WHAT THE EXERCISE ASKS: Below are some records; return each one exactly.

SUPPLIED DATA:
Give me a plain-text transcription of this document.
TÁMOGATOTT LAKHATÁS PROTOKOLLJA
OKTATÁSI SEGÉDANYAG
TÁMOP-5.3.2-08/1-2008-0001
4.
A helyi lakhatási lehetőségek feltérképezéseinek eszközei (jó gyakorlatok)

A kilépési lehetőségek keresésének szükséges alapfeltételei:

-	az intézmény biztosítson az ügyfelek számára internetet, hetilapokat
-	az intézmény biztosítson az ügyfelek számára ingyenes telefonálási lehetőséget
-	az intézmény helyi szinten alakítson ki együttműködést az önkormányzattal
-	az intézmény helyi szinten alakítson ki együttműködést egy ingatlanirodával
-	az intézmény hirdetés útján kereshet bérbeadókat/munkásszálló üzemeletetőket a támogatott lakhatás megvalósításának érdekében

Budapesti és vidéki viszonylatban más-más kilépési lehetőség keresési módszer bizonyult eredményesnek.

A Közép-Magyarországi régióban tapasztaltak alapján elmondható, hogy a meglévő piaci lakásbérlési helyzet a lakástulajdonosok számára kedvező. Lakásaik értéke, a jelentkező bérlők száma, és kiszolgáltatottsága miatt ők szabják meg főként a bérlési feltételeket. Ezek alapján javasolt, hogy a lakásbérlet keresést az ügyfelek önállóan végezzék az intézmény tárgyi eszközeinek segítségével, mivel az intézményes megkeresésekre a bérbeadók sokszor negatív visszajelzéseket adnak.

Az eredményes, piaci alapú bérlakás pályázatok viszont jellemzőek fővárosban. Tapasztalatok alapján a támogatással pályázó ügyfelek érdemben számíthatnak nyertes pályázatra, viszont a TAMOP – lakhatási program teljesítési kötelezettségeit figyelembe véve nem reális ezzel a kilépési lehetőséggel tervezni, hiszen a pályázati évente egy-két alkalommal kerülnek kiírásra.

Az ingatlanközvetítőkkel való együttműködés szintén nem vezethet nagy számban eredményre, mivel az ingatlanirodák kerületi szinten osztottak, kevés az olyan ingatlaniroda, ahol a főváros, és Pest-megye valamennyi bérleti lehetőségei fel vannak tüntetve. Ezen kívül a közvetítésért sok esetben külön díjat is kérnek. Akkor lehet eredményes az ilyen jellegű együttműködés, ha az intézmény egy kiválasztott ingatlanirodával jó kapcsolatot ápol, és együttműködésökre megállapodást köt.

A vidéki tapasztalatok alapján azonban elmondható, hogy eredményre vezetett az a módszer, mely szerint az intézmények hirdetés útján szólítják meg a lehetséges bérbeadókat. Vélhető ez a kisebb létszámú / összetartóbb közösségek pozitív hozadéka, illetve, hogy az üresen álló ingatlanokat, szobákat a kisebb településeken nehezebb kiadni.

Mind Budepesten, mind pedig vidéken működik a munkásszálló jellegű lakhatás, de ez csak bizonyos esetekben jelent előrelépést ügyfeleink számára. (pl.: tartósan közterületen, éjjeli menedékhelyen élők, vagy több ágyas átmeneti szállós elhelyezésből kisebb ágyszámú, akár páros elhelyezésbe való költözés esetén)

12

COMPLETE OUTPUT:
Give me a plain-text transcription of this document.
TÁMOGATOTT LAKHATÁS PROTOKOLLJA
OKTATÁSI SEGÉDANYAG
TÁMOP-5.3.2-08/1-2008-0001
4.
A helyi lakhatási lehetőségek feltérképezéseinek eszközei (jó gyakorlatok)

A kilépési lehetőségek keresésének szükséges alapfeltételei:

-	az intézmény biztosítson az ügyfelek számára internetet, hetilapokat
-	az intézmény biztosítson az ügyfelek számára ingyenes telefonálási lehetőséget
-	az intézmény helyi szinten alakítson ki együttműködést az önkormányzattal
-	az intézmény helyi szinten alakítson ki együttműködést egy ingatlanirodával
-	az intézmény hirdetés útján kereshet bérbeadókat/munkásszálló üzemeletetőket a támogatott lakhatás megvalósításának érdekében

Budapesti és vidéki viszonylatban más-más kilépési lehetőség keresési módszer bizonyult eredményesnek.

A Közép-Magyarországi régióban tapasztaltak alapján elmondható, hogy a meglévő piaci lakásbérlési helyzet a lakástulajdonosok számára kedvező. Lakásaik értéke, a jelentkező bérlők száma, és kiszolgáltatottsága miatt ők szabják meg főként a bérlési feltételeket. Ezek alapján javasolt, hogy a lakásbérlet keresést az ügyfelek önállóan végezzék az intézmény tárgyi eszközeinek segítségével, mivel az intézményes megkeresésekre a bérbeadók sokszor negatív visszajelzéseket adnak.

Az eredményes, piaci alapú bérlakás pályázatok viszont jellemzőek fővárosban. Tapasztalatok alapján a támogatással pályázó ügyfelek érdemben számíthatnak nyertes pályázatra, viszont a TAMOP – lakhatási program teljesítési kötelezettségeit figyelembe véve nem reális ezzel a kilépési lehetőséggel tervezni, hiszen a pályázati évente egy-két alkalommal kerülnek kiírásra.

Az ingatlanközvetítőkkel való együttműködés szintén nem vezethet nagy számban eredményre, mivel az ingatlanirodák kerületi szinten osztottak, kevés az olyan ingatlaniroda, ahol a főváros, és Pest-megye valamennyi bérleti lehetőségei fel vannak tüntetve. Ezen kívül a közvetítésért sok esetben külön díjat is kérnek. Akkor lehet eredményes az ilyen jellegű együttműködés, ha az intézmény egy kiválasztott ingatlanirodával jó kapcsolatot ápol, és együttműködésökre megállapodást köt.

A vidéki tapasztalatok alapján azonban elmondható, hogy eredményre vezetett az a módszer, mely szerint az intézmények hirdetés útján szólítják meg a lehetséges bérbeadókat. Vélhető ez a kisebb létszámú / összetartóbb közösségek pozitív hozadéka, illetve, hogy az üresen álló ingatlanokat, szobákat a kisebb településeken nehezebb kiadni.

Mind Budepesten, mind pedig vidéken működik a munkásszálló jellegű lakhatás, de ez csak bizonyos esetekben jelent előrelépést ügyfeleink számára. (pl.: tartósan közterületen, éjjeli menedékhelyen élők, vagy több ágyas átmeneti szállós elhelyezésből kisebb ágyszámú, akár páros elhelyezésbe való költözés esetén)

12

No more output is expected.